- Aim of the task: Reproduce all the entries precisely.

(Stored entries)
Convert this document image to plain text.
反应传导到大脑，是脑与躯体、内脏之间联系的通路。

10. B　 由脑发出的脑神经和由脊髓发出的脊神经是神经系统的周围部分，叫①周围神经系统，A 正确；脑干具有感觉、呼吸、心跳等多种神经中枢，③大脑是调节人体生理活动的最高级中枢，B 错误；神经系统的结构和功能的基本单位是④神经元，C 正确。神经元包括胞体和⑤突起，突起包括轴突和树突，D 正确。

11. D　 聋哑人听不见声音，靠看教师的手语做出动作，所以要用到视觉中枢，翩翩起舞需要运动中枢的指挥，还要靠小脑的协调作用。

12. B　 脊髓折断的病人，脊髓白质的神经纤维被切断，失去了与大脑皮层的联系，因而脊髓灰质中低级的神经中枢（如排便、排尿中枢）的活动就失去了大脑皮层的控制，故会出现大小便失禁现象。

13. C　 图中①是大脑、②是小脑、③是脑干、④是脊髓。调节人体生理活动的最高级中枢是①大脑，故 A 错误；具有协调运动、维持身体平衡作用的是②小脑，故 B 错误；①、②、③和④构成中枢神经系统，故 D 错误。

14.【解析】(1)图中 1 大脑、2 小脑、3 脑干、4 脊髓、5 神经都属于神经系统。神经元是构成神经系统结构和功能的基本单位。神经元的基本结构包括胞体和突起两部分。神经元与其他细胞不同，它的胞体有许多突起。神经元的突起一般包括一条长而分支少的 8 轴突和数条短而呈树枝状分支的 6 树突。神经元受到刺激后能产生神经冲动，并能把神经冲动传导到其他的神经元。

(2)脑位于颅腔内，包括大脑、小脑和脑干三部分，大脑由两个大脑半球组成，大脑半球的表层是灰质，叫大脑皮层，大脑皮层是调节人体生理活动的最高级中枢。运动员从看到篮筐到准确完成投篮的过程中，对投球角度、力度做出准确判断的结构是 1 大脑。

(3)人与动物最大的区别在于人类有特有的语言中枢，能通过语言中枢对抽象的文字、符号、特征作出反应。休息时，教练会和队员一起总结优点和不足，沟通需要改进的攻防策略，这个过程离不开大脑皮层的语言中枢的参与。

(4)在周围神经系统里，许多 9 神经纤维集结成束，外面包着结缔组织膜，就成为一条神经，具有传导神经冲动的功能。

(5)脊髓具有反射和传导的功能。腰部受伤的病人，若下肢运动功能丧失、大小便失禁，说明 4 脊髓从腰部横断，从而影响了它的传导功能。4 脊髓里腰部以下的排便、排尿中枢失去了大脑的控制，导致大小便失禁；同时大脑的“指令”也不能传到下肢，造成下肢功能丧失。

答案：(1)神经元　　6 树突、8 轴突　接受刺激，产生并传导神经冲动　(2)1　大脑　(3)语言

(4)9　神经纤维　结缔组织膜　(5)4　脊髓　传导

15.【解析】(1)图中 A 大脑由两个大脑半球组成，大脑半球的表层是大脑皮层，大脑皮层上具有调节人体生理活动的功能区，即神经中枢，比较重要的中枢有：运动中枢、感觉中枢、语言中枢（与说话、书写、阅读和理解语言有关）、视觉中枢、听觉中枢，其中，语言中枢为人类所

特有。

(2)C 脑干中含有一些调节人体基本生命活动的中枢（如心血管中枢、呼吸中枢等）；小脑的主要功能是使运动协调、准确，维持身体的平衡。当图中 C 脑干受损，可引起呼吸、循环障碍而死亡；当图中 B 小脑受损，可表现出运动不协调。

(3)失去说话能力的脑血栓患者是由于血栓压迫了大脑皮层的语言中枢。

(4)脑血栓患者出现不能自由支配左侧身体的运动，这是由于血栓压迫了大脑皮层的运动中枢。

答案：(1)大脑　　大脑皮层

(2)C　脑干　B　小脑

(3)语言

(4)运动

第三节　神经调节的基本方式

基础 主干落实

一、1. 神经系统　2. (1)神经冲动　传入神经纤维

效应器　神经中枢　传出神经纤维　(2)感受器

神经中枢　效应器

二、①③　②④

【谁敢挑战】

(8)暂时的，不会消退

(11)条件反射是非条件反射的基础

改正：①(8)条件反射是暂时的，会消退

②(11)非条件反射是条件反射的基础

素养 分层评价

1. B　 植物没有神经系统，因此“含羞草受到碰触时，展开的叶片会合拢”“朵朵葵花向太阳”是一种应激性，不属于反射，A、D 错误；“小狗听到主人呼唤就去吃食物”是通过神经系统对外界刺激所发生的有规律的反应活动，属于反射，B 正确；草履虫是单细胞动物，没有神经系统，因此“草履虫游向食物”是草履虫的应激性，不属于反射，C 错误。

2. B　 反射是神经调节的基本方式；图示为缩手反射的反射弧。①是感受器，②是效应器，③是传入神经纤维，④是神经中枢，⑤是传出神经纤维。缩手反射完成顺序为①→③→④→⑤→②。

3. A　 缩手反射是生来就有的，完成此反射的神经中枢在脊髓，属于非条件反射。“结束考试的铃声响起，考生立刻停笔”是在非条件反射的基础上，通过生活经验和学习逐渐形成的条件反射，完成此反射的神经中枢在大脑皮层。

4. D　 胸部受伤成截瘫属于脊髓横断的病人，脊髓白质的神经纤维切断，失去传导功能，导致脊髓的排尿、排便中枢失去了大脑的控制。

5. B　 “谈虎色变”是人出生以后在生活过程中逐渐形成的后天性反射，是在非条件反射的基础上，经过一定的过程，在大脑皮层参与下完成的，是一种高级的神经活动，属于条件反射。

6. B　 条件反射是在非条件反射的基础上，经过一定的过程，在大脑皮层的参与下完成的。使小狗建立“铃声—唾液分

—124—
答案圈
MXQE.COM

- Finished task:
Convert this document image to plain text.
反应传导到大脑，是脑与躯体、内脏之间联系的通路。

10. B　 由脑发出的脑神经和由脊髓发出的脊神经是神经系统的周围部分，叫①周围神经系统，A 正确；脑干具有感觉、呼吸、心跳等多种神经中枢，③大脑是调节人体生理活动的最高级中枢，B 错误；神经系统的结构和功能的基本单位是④神经元，C 正确。神经元包括胞体和⑤突起，突起包括轴突和树突，D 正确。

11. D　 聋哑人听不见声音，靠看教师的手语做出动作，所以要用到视觉中枢，翩翩起舞需要运动中枢的指挥，还要靠小脑的协调作用。

12. B　 脊髓折断的病人，脊髓白质的神经纤维被切断，失去了与大脑皮层的联系，因而脊髓灰质中低级的神经中枢（如排便、排尿中枢）的活动就失去了大脑皮层的控制，故会出现大小便失禁现象。

13. C　 图中①是大脑、②是小脑、③是脑干、④是脊髓。调节人体生理活动的最高级中枢是①大脑，故 A 错误；具有协调运动、维持身体平衡作用的是②小脑，故 B 错误；①、②、③和④构成中枢神经系统，故 D 错误。

14.【解析】(1)图中 1 大脑、2 小脑、3 脑干、4 脊髓、5 神经都属于神经系统。神经元是构成神经系统结构和功能的基本单位。神经元的基本结构包括胞体和突起两部分。神经元与其他细胞不同，它的胞体有许多突起。神经元的突起一般包括一条长而分支少的 8 轴突和数条短而呈树枝状分支的 6 树突。神经元受到刺激后能产生神经冲动，并能把神经冲动传导到其他的神经元。

(2)脑位于颅腔内，包括大脑、小脑和脑干三部分，大脑由两个大脑半球组成，大脑半球的表层是灰质，叫大脑皮层，大脑皮层是调节人体生理活动的最高级中枢。运动员从看到篮筐到准确完成投篮的过程中，对投球角度、力度做出准确判断的结构是 1 大脑。

(3)人与动物最大的区别在于人类有特有的语言中枢，能通过语言中枢对抽象的文字、符号、特征作出反应。休息时，教练会和队员一起总结优点和不足，沟通需要改进的攻防策略，这个过程离不开大脑皮层的语言中枢的参与。

(4)在周围神经系统里，许多 9 神经纤维集结成束，外面包着结缔组织膜，就成为一条神经，具有传导神经冲动的功能。

(5)脊髓具有反射和传导的功能。腰部受伤的病人，若下肢运动功能丧失、大小便失禁，说明 4 脊髓从腰部横断，从而影响了它的传导功能。4 脊髓里腰部以下的排便、排尿中枢失去了大脑的控制，导致大小便失禁；同时大脑的“指令”也不能传到下肢，造成下肢功能丧失。

答案：(1)神经元　　6 树突、8 轴突　接受刺激，产生并传导神经冲动　(2)1　大脑　(3)语言

(4)9　神经纤维　结缔组织膜　(5)4　脊髓　传导

15.【解析】(1)图中 A 大脑由两个大脑半球组成，大脑半球的表层是大脑皮层，大脑皮层上具有调节人体生理活动的功能区，即神经中枢，比较重要的中枢有：运动中枢、感觉中枢、语言中枢（与说话、书写、阅读和理解语言有关）、视觉中枢、听觉中枢，其中，语言中枢为人类所

特有。

(2)C 脑干中含有一些调节人体基本生命活动的中枢（如心血管中枢、呼吸中枢等）；小脑的主要功能是使运动协调、准确，维持身体的平衡。当图中 C 脑干受损，可引起呼吸、循环障碍而死亡；当图中 B 小脑受损，可表现出运动不协调。

(3)失去说话能力的脑血栓患者是由于血栓压迫了大脑皮层的语言中枢。

(4)脑血栓患者出现不能自由支配左侧身体的运动，这是由于血栓压迫了大脑皮层的运动中枢。

答案：(1)大脑　　大脑皮层

(2)C　脑干　B　小脑

(3)语言

(4)运动

第三节　神经调节的基本方式

基础 主干落实

一、1. 神经系统　2. (1)神经冲动　传入神经纤维

效应器　神经中枢　传出神经纤维　(2)感受器

神经中枢　效应器

二、①③　②④

【谁敢挑战】

(8)暂时的，不会消退

(11)条件反射是非条件反射的基础

改正：①(8)条件反射是暂时的，会消退

②(11)非条件反射是条件反射的基础

素养 分层评价

1. B　 植物没有神经系统，因此“含羞草受到碰触时，展开的叶片会合拢”“朵朵葵花向太阳”是一种应激性，不属于反射，A、D 错误；“小狗听到主人呼唤就去吃食物”是通过神经系统对外界刺激所发生的有规律的反应活动，属于反射，B 正确；草履虫是单细胞动物，没有神经系统，因此“草履虫游向食物”是草履虫的应激性，不属于反射，C 错误。

2. B　 反射是神经调节的基本方式；图示为缩手反射的反射弧。①是感受器，②是效应器，③是传入神经纤维，④是神经中枢，⑤是传出神经纤维。缩手反射完成顺序为①→③→④→⑤→②。

3. A　 缩手反射是生来就有的，完成此反射的神经中枢在脊髓，属于非条件反射。“结束考试的铃声响起，考生立刻停笔”是在非条件反射的基础上，通过生活经验和学习逐渐形成的条件反射，完成此反射的神经中枢在大脑皮层。

4. D　 胸部受伤成截瘫属于脊髓横断的病人，脊髓白质的神经纤维切断，失去传导功能，导致脊髓的排尿、排便中枢失去了大脑的控制。

5. B　 “谈虎色变”是人出生以后在生活过程中逐渐形成的后天性反射，是在非条件反射的基础上，经过一定的过程，在大脑皮层参与下完成的，是一种高级的神经活动，属于条件反射。

6. B　 条件反射是在非条件反射的基础上，经过一定的过程，在大脑皮层的参与下完成的。使小狗建立“铃声—唾液分

—124—
答案圈
MXQE.COM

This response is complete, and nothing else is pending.